### Objective
Check each line of the listing, and copy it if it contains the word "from".

### Listing
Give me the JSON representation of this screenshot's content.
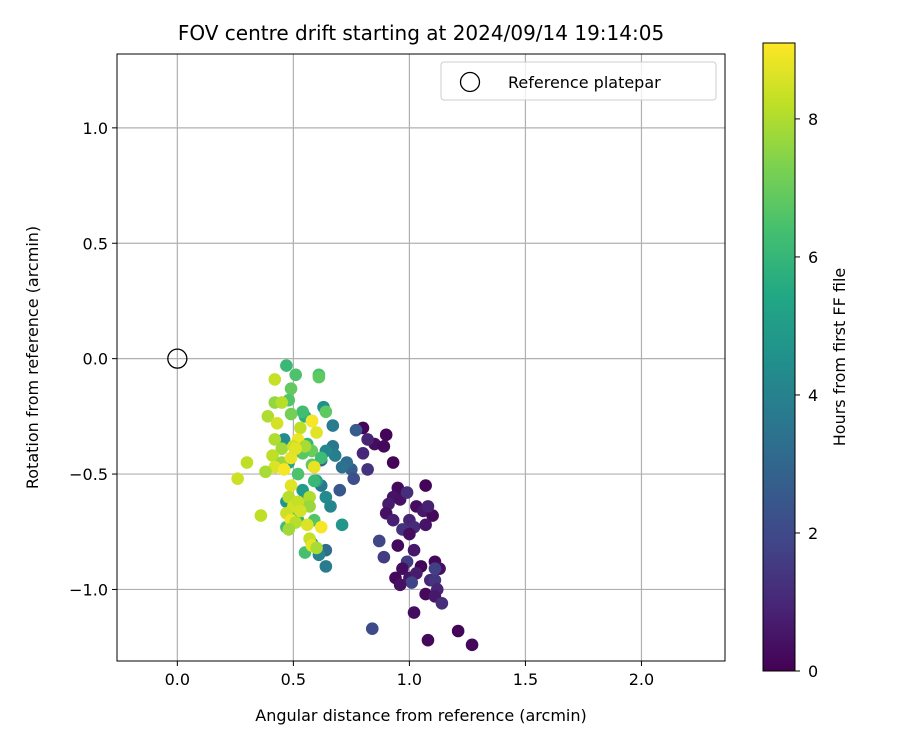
{
  "chart_data": {
    "type": "scatter",
    "title": "FOV centre drift starting at 2024/09/14 19:14:05",
    "xlabel": "Angular distance from reference (arcmin)",
    "ylabel": "Rotation from reference (arcmin)",
    "xlim": [
      -0.26,
      2.36
    ],
    "ylim": [
      -1.31,
      1.32
    ],
    "xticks": [
      0.0,
      0.5,
      1.0,
      1.5,
      2.0
    ],
    "xtick_labels": [
      "0.0",
      "0.5",
      "1.0",
      "1.5",
      "2.0"
    ],
    "yticks": [
      -1.0,
      -0.5,
      0.0,
      0.5,
      1.0
    ],
    "ytick_labels": [
      "−1.0",
      "−0.5",
      "0.0",
      "0.5",
      "1.0"
    ],
    "grid": true,
    "legend": {
      "placement": "top-right",
      "entries": [
        "Reference platepar"
      ]
    },
    "reference_point": {
      "x": 0.0,
      "y": 0.0,
      "marker": "open-circle"
    },
    "colorbar": {
      "label": "Hours from first FF file",
      "colormap": "viridis",
      "range": [
        0,
        9.1
      ],
      "ticks": [
        0,
        2,
        4,
        6,
        8
      ],
      "tick_labels": [
        "0",
        "2",
        "4",
        "6",
        "8"
      ]
    },
    "points": [
      {
        "x": 0.8,
        "y": -0.3,
        "h": 0.1
      },
      {
        "x": 0.9,
        "y": -0.33,
        "h": 0.1
      },
      {
        "x": 0.85,
        "y": -0.37,
        "h": 0.3
      },
      {
        "x": 0.89,
        "y": -0.38,
        "h": 0.2
      },
      {
        "x": 0.93,
        "y": -0.45,
        "h": 0.1
      },
      {
        "x": 0.82,
        "y": -0.35,
        "h": 0.9
      },
      {
        "x": 0.8,
        "y": -0.41,
        "h": 1.0
      },
      {
        "x": 0.82,
        "y": -0.48,
        "h": 1.3
      },
      {
        "x": 0.95,
        "y": -0.56,
        "h": 0.2
      },
      {
        "x": 0.93,
        "y": -0.6,
        "h": 0.5
      },
      {
        "x": 0.91,
        "y": -0.63,
        "h": 0.7
      },
      {
        "x": 0.96,
        "y": -0.61,
        "h": 0.4
      },
      {
        "x": 0.99,
        "y": -0.58,
        "h": 1.2
      },
      {
        "x": 1.07,
        "y": -0.55,
        "h": 0.1
      },
      {
        "x": 1.03,
        "y": -0.64,
        "h": 0.3
      },
      {
        "x": 1.06,
        "y": -0.66,
        "h": 0.6
      },
      {
        "x": 1.1,
        "y": -0.68,
        "h": 0.2
      },
      {
        "x": 1.0,
        "y": -0.7,
        "h": 0.9
      },
      {
        "x": 1.02,
        "y": -0.73,
        "h": 1.1
      },
      {
        "x": 0.9,
        "y": -0.67,
        "h": 0.4
      },
      {
        "x": 0.93,
        "y": -0.7,
        "h": 0.8
      },
      {
        "x": 0.97,
        "y": -0.74,
        "h": 1.3
      },
      {
        "x": 1.07,
        "y": -0.72,
        "h": 0.5
      },
      {
        "x": 1.08,
        "y": -0.64,
        "h": 0.8
      },
      {
        "x": 1.0,
        "y": -0.76,
        "h": 0.3
      },
      {
        "x": 0.95,
        "y": -0.81,
        "h": 0.2
      },
      {
        "x": 1.02,
        "y": -0.83,
        "h": 0.6
      },
      {
        "x": 0.99,
        "y": -0.88,
        "h": 1.6
      },
      {
        "x": 1.05,
        "y": -0.9,
        "h": 0.1
      },
      {
        "x": 1.11,
        "y": -0.88,
        "h": 0.2
      },
      {
        "x": 1.13,
        "y": -0.91,
        "h": 0.4
      },
      {
        "x": 0.97,
        "y": -0.91,
        "h": 0.3
      },
      {
        "x": 1.0,
        "y": -0.95,
        "h": 0.5
      },
      {
        "x": 1.03,
        "y": -0.93,
        "h": 0.7
      },
      {
        "x": 0.94,
        "y": -0.95,
        "h": 0.2
      },
      {
        "x": 1.01,
        "y": -0.97,
        "h": 1.8
      },
      {
        "x": 1.09,
        "y": -0.96,
        "h": 1.0
      },
      {
        "x": 1.11,
        "y": -0.96,
        "h": 1.4
      },
      {
        "x": 1.12,
        "y": -1.0,
        "h": 0.9
      },
      {
        "x": 0.96,
        "y": -0.98,
        "h": 0.4
      },
      {
        "x": 1.07,
        "y": -1.02,
        "h": 0.2
      },
      {
        "x": 1.11,
        "y": -1.03,
        "h": 0.6
      },
      {
        "x": 1.14,
        "y": -1.06,
        "h": 1.2
      },
      {
        "x": 1.02,
        "y": -1.1,
        "h": 0.3
      },
      {
        "x": 1.08,
        "y": -1.22,
        "h": 0.2
      },
      {
        "x": 1.21,
        "y": -1.18,
        "h": 0.1
      },
      {
        "x": 1.27,
        "y": -1.24,
        "h": 0.2
      },
      {
        "x": 0.84,
        "y": -1.17,
        "h": 2.1
      },
      {
        "x": 0.87,
        "y": -0.79,
        "h": 1.9
      },
      {
        "x": 0.89,
        "y": -0.86,
        "h": 1.6
      },
      {
        "x": 1.11,
        "y": -0.91,
        "h": 1.7
      },
      {
        "x": 0.77,
        "y": -0.31,
        "h": 2.6
      },
      {
        "x": 0.75,
        "y": -0.48,
        "h": 2.7
      },
      {
        "x": 0.76,
        "y": -0.52,
        "h": 2.2
      },
      {
        "x": 0.7,
        "y": -0.57,
        "h": 2.5
      },
      {
        "x": 0.73,
        "y": -0.45,
        "h": 3.2
      },
      {
        "x": 0.71,
        "y": -0.47,
        "h": 3.4
      },
      {
        "x": 0.67,
        "y": -0.38,
        "h": 3.6
      },
      {
        "x": 0.68,
        "y": -0.42,
        "h": 3.9
      },
      {
        "x": 0.67,
        "y": -0.29,
        "h": 3.8
      },
      {
        "x": 0.62,
        "y": -0.44,
        "h": 2.8
      },
      {
        "x": 0.64,
        "y": -0.4,
        "h": 4.2
      },
      {
        "x": 0.63,
        "y": -0.21,
        "h": 4.5
      },
      {
        "x": 0.64,
        "y": -0.6,
        "h": 4.3
      },
      {
        "x": 0.62,
        "y": -0.55,
        "h": 3.6
      },
      {
        "x": 0.66,
        "y": -0.64,
        "h": 4.1
      },
      {
        "x": 0.64,
        "y": -0.83,
        "h": 3.2
      },
      {
        "x": 0.64,
        "y": -0.9,
        "h": 3.8
      },
      {
        "x": 0.61,
        "y": -0.85,
        "h": 4.0
      },
      {
        "x": 0.71,
        "y": -0.72,
        "h": 4.8
      },
      {
        "x": 0.58,
        "y": -0.8,
        "h": 4.9
      },
      {
        "x": 0.6,
        "y": -0.53,
        "h": 5.2
      },
      {
        "x": 0.55,
        "y": -0.6,
        "h": 4.6
      },
      {
        "x": 0.54,
        "y": -0.57,
        "h": 5.0
      },
      {
        "x": 0.47,
        "y": -0.62,
        "h": 4.7
      },
      {
        "x": 0.46,
        "y": -0.35,
        "h": 4.4
      },
      {
        "x": 0.51,
        "y": -0.4,
        "h": 5.1
      },
      {
        "x": 0.48,
        "y": -0.45,
        "h": 5.4
      },
      {
        "x": 0.55,
        "y": -0.25,
        "h": 5.7
      },
      {
        "x": 0.54,
        "y": -0.23,
        "h": 6.3
      },
      {
        "x": 0.47,
        "y": -0.03,
        "h": 6.1
      },
      {
        "x": 0.51,
        "y": -0.07,
        "h": 6.5
      },
      {
        "x": 0.61,
        "y": -0.07,
        "h": 6.4
      },
      {
        "x": 0.61,
        "y": -0.08,
        "h": 6.8
      },
      {
        "x": 0.49,
        "y": -0.13,
        "h": 6.9
      },
      {
        "x": 0.48,
        "y": -0.18,
        "h": 6.6
      },
      {
        "x": 0.49,
        "y": -0.24,
        "h": 7.2
      },
      {
        "x": 0.64,
        "y": -0.23,
        "h": 6.8
      },
      {
        "x": 0.58,
        "y": -0.27,
        "h": 6.3
      },
      {
        "x": 0.56,
        "y": -0.37,
        "h": 6.0
      },
      {
        "x": 0.58,
        "y": -0.4,
        "h": 7.0
      },
      {
        "x": 0.62,
        "y": -0.43,
        "h": 6.2
      },
      {
        "x": 0.54,
        "y": -0.41,
        "h": 6.7
      },
      {
        "x": 0.52,
        "y": -0.5,
        "h": 6.5
      },
      {
        "x": 0.58,
        "y": -0.46,
        "h": 6.9
      },
      {
        "x": 0.59,
        "y": -0.53,
        "h": 6.1
      },
      {
        "x": 0.56,
        "y": -0.63,
        "h": 7.6
      },
      {
        "x": 0.55,
        "y": -0.84,
        "h": 6.4
      },
      {
        "x": 0.52,
        "y": -0.7,
        "h": 6.0
      },
      {
        "x": 0.59,
        "y": -0.7,
        "h": 6.6
      },
      {
        "x": 0.47,
        "y": -0.73,
        "h": 6.3
      },
      {
        "x": 0.49,
        "y": -0.66,
        "h": 6.8
      },
      {
        "x": 0.42,
        "y": -0.09,
        "h": 8.3
      },
      {
        "x": 0.42,
        "y": -0.19,
        "h": 7.6
      },
      {
        "x": 0.45,
        "y": -0.19,
        "h": 8.1
      },
      {
        "x": 0.39,
        "y": -0.25,
        "h": 8.0
      },
      {
        "x": 0.43,
        "y": -0.28,
        "h": 8.5
      },
      {
        "x": 0.53,
        "y": -0.3,
        "h": 8.2
      },
      {
        "x": 0.58,
        "y": -0.27,
        "h": 9.0
      },
      {
        "x": 0.6,
        "y": -0.32,
        "h": 8.7
      },
      {
        "x": 0.52,
        "y": -0.35,
        "h": 8.9
      },
      {
        "x": 0.42,
        "y": -0.35,
        "h": 8.0
      },
      {
        "x": 0.45,
        "y": -0.39,
        "h": 7.8
      },
      {
        "x": 0.5,
        "y": -0.38,
        "h": 8.4
      },
      {
        "x": 0.55,
        "y": -0.38,
        "h": 7.9
      },
      {
        "x": 0.41,
        "y": -0.42,
        "h": 8.2
      },
      {
        "x": 0.45,
        "y": -0.45,
        "h": 7.7
      },
      {
        "x": 0.49,
        "y": -0.43,
        "h": 8.8
      },
      {
        "x": 0.42,
        "y": -0.47,
        "h": 8.6
      },
      {
        "x": 0.38,
        "y": -0.49,
        "h": 7.9
      },
      {
        "x": 0.46,
        "y": -0.48,
        "h": 9.0
      },
      {
        "x": 0.59,
        "y": -0.47,
        "h": 8.8
      },
      {
        "x": 0.3,
        "y": -0.45,
        "h": 8.2
      },
      {
        "x": 0.26,
        "y": -0.52,
        "h": 8.4
      },
      {
        "x": 0.49,
        "y": -0.55,
        "h": 8.7
      },
      {
        "x": 0.48,
        "y": -0.6,
        "h": 8.1
      },
      {
        "x": 0.5,
        "y": -0.64,
        "h": 8.5
      },
      {
        "x": 0.52,
        "y": -0.62,
        "h": 8.3
      },
      {
        "x": 0.57,
        "y": -0.6,
        "h": 8.0
      },
      {
        "x": 0.57,
        "y": -0.64,
        "h": 7.7
      },
      {
        "x": 0.47,
        "y": -0.67,
        "h": 8.4
      },
      {
        "x": 0.49,
        "y": -0.7,
        "h": 8.9
      },
      {
        "x": 0.51,
        "y": -0.71,
        "h": 8.1
      },
      {
        "x": 0.56,
        "y": -0.72,
        "h": 8.6
      },
      {
        "x": 0.62,
        "y": -0.73,
        "h": 9.0
      },
      {
        "x": 0.36,
        "y": -0.68,
        "h": 8.2
      },
      {
        "x": 0.48,
        "y": -0.74,
        "h": 7.8
      },
      {
        "x": 0.57,
        "y": -0.78,
        "h": 8.3
      },
      {
        "x": 0.58,
        "y": -0.81,
        "h": 8.8
      },
      {
        "x": 0.6,
        "y": -0.82,
        "h": 7.9
      },
      {
        "x": 0.53,
        "y": -0.66,
        "h": 8.5
      },
      {
        "x": 0.51,
        "y": -0.39,
        "h": 8.7
      }
    ]
  }
}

### Problem solution
    "xlabel": "Angular distance from reference (arcmin)",
    "ylabel": "Rotation from reference (arcmin)",
      "label": "Hours from first FF file",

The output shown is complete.